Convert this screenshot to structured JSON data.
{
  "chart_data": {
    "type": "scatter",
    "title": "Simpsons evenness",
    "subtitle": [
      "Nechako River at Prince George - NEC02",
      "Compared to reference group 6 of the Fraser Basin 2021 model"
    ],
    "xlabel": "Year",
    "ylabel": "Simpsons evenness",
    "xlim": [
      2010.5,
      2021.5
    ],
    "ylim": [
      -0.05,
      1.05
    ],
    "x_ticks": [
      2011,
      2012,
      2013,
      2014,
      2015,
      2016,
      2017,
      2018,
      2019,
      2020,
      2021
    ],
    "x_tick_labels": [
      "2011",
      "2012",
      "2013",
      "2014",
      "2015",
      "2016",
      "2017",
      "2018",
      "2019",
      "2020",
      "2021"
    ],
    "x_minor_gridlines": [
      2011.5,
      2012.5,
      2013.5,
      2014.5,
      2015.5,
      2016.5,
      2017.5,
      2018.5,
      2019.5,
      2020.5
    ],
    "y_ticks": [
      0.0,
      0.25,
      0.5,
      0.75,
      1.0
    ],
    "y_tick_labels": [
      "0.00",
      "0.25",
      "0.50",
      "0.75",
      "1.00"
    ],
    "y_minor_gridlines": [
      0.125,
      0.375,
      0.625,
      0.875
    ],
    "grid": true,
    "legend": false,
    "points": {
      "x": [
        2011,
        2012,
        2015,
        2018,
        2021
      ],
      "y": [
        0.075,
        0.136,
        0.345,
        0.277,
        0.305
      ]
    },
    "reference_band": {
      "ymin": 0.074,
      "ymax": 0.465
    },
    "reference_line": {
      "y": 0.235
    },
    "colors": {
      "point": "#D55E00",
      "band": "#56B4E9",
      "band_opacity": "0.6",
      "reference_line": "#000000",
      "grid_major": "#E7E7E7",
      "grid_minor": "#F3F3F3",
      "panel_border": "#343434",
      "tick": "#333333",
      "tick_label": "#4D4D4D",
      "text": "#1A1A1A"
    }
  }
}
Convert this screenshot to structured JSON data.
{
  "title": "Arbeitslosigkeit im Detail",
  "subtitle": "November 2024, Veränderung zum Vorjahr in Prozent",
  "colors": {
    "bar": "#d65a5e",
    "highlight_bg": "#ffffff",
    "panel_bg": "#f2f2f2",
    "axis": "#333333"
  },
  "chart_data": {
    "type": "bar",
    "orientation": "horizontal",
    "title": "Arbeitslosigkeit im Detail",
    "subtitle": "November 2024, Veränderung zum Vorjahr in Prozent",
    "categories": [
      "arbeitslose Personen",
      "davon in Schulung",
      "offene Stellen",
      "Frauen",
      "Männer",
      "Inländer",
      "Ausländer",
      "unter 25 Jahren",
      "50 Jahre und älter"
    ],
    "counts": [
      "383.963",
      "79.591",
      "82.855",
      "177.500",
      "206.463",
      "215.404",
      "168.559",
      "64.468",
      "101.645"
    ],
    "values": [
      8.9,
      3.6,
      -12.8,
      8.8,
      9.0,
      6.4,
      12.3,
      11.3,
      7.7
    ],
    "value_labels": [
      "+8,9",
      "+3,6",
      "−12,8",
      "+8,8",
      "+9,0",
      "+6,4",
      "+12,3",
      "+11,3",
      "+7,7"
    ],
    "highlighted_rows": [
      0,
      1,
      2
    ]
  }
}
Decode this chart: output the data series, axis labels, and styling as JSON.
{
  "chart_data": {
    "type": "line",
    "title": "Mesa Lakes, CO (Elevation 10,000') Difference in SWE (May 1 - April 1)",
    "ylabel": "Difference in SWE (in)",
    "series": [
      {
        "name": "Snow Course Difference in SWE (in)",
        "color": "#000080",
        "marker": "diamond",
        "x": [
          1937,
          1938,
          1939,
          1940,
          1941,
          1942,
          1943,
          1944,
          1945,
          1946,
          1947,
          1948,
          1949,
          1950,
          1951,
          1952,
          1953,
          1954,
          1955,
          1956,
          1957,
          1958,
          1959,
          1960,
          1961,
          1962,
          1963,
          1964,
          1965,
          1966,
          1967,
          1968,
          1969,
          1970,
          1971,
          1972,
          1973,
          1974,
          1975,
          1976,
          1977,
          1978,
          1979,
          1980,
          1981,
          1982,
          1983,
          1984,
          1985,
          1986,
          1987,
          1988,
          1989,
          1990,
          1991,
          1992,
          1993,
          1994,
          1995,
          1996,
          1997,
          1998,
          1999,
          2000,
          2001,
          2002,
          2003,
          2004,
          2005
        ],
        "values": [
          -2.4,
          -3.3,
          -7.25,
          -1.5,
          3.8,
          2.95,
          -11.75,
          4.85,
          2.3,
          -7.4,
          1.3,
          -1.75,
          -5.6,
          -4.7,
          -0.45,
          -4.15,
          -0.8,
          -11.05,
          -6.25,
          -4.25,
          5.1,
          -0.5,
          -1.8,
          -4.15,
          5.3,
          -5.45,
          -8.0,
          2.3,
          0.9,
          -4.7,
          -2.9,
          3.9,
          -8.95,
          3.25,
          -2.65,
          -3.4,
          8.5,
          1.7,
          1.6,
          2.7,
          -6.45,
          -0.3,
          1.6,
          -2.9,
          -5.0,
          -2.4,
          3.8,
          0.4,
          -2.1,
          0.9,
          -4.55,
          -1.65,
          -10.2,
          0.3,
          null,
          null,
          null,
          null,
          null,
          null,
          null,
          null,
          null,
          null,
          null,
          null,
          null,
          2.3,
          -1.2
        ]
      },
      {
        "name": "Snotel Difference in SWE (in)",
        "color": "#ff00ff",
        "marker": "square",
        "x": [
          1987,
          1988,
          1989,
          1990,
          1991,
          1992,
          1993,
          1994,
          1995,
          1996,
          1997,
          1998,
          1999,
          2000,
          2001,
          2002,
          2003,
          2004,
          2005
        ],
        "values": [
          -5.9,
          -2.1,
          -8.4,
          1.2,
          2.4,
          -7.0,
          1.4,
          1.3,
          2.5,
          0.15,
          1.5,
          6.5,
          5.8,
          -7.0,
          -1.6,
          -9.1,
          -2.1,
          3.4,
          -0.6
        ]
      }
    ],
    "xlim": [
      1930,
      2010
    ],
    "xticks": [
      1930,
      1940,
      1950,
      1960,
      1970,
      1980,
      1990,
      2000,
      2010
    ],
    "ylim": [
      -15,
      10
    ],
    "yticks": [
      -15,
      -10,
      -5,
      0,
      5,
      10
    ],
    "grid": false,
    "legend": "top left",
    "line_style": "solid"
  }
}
......
■ Request
Tell how many lines in the material above include the word "evenness", giving the number only.

■ Answer
2